[Excerpt from a dataset]
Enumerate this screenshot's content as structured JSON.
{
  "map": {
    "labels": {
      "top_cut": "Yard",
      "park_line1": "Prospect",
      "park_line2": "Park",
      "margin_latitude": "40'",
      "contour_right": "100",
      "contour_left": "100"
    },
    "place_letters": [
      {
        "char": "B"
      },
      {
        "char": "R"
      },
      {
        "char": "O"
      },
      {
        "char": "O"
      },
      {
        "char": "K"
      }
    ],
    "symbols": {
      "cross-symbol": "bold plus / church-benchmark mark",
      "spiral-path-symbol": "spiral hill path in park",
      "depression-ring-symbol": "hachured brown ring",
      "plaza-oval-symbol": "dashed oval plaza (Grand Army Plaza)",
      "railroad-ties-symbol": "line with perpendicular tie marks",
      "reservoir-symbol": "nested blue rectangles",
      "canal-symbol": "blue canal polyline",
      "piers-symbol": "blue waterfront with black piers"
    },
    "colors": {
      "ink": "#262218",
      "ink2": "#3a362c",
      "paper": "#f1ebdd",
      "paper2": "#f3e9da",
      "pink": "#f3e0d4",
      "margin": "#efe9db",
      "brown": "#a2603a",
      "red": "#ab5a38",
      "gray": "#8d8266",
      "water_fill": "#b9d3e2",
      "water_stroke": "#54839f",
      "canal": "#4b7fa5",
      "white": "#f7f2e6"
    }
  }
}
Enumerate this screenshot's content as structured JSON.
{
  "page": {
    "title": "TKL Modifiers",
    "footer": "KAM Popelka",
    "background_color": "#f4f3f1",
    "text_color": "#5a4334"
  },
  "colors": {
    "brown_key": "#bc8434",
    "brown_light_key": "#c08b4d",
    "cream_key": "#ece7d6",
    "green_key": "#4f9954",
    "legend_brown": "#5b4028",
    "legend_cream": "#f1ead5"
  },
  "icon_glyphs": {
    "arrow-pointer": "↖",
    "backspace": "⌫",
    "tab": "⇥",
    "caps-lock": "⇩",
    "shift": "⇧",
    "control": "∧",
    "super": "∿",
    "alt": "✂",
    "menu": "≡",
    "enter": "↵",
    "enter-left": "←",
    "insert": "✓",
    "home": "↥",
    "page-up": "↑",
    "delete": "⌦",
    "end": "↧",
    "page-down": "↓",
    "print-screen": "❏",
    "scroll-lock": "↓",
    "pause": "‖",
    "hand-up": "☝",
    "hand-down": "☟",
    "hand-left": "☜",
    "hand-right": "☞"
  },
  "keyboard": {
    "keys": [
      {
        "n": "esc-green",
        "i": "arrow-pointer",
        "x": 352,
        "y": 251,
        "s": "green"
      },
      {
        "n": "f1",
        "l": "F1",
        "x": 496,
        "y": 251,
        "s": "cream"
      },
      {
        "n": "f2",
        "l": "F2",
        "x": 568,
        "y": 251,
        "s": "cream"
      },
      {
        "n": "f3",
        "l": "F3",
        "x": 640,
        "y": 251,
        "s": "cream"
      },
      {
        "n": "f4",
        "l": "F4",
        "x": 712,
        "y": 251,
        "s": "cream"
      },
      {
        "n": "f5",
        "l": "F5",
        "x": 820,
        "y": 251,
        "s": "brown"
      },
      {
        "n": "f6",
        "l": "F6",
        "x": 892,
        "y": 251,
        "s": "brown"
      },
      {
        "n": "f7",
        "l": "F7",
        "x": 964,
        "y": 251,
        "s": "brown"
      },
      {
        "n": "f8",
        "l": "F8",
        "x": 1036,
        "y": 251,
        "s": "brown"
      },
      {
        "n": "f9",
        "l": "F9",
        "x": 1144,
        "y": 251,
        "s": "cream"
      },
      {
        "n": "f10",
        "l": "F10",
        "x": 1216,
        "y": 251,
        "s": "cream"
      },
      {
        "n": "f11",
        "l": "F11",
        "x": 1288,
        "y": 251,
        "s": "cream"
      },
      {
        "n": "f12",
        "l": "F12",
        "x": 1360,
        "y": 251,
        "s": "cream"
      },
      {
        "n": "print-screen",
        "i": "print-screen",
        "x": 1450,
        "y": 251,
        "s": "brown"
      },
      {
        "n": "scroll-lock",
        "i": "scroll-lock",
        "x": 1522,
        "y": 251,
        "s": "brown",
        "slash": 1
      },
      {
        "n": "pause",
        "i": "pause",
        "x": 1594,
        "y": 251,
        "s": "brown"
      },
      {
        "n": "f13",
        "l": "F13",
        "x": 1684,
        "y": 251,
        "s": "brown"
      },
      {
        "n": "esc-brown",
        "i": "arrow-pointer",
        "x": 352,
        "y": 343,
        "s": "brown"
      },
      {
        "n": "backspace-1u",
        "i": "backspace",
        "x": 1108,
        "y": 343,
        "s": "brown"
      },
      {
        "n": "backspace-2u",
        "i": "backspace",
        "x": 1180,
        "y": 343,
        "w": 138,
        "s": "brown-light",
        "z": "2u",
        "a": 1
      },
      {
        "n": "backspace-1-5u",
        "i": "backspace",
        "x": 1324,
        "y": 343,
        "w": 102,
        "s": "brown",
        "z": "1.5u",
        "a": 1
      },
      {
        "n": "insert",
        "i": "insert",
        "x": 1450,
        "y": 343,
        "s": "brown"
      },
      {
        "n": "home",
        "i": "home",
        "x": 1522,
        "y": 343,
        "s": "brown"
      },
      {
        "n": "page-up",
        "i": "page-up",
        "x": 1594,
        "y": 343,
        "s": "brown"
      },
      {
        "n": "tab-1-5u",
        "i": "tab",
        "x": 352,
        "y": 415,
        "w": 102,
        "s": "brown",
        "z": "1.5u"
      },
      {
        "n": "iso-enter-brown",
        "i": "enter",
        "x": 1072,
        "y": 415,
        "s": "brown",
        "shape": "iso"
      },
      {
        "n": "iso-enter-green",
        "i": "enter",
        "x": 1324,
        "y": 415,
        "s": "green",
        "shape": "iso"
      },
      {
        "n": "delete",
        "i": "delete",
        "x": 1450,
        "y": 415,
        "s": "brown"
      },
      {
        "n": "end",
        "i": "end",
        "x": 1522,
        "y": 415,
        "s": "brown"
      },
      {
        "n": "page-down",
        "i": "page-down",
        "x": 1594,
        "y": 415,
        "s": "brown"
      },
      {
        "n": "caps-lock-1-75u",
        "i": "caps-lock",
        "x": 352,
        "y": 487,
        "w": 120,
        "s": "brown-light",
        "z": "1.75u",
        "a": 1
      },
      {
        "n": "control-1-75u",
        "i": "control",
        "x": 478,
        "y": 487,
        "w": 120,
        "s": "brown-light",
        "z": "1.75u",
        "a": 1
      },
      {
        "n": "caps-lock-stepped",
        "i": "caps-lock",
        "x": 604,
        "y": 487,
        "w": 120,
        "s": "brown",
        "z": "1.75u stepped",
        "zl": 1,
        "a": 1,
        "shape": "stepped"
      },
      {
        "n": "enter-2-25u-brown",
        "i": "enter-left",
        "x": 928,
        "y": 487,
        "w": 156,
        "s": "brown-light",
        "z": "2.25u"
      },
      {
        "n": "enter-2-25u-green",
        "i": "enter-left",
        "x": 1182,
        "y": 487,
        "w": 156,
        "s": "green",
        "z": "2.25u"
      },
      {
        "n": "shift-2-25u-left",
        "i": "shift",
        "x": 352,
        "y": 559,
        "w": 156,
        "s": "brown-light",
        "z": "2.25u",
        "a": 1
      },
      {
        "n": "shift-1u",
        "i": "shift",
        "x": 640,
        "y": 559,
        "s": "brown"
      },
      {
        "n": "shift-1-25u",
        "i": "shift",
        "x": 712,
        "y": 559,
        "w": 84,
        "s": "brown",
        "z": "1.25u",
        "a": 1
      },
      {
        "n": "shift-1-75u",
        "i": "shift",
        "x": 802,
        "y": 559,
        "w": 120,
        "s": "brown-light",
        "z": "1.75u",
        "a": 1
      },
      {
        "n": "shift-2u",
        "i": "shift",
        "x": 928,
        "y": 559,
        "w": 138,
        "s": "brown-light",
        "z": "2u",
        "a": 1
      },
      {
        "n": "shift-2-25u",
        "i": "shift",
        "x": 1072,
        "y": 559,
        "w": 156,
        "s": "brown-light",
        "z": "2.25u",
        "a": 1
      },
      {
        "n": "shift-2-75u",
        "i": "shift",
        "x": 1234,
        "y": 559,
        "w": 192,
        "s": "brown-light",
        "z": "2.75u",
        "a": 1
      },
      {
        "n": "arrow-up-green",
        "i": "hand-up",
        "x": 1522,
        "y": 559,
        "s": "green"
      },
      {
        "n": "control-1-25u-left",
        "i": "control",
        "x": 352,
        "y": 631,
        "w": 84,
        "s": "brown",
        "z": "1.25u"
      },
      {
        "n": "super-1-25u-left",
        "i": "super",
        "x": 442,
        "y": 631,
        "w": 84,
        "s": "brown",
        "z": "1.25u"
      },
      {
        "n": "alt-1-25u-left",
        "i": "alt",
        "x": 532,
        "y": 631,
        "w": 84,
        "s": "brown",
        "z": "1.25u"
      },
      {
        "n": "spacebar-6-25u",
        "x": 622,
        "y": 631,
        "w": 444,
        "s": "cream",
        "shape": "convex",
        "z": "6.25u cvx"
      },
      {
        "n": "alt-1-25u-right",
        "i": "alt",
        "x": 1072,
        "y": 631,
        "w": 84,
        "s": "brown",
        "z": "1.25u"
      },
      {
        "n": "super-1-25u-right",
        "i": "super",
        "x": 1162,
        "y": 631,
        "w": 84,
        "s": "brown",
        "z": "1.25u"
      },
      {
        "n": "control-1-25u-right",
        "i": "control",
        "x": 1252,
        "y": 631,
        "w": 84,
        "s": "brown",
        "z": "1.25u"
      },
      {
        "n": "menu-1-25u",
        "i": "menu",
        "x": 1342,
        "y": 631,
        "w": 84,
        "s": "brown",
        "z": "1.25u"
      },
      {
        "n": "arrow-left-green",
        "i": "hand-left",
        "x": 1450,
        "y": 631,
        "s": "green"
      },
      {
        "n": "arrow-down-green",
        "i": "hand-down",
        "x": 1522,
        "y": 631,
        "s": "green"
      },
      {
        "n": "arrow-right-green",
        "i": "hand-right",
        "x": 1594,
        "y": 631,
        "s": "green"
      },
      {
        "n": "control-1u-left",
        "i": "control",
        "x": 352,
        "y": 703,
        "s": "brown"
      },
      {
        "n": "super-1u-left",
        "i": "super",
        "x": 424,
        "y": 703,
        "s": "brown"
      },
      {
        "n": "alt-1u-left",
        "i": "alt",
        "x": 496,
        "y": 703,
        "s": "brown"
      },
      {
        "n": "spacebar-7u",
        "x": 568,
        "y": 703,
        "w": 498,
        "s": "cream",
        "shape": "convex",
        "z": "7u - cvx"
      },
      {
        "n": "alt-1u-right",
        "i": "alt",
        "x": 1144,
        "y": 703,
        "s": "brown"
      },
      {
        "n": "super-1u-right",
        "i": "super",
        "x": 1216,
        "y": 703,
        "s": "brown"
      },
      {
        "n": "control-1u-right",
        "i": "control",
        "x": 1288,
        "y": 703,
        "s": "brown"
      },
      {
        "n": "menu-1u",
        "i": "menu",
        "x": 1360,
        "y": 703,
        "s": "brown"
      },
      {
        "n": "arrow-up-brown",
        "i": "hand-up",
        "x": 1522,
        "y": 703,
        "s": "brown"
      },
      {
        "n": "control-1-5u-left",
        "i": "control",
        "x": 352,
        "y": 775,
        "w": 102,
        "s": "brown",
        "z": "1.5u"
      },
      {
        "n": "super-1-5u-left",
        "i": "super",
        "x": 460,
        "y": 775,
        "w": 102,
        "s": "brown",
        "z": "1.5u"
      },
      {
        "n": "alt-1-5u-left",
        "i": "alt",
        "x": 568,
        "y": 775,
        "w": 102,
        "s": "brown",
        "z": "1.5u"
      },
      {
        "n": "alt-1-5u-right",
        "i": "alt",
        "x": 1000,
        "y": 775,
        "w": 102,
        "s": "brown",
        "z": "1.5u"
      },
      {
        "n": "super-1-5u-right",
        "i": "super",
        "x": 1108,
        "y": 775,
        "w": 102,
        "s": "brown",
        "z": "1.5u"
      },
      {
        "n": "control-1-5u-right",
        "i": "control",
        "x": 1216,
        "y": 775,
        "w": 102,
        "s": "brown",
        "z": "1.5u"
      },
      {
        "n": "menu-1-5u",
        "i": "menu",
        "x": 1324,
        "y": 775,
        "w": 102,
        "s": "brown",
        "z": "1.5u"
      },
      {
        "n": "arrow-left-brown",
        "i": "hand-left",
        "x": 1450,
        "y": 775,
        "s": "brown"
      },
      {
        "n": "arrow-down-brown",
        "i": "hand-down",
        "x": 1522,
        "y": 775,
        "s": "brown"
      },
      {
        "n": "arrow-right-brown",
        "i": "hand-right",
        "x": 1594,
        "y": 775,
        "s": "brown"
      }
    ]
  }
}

◆ **What the exercise asks**
Check each line of the data above for the word "backspace", then state how many lines have it. Give the number alone.

◆ **Answer to this problem**
7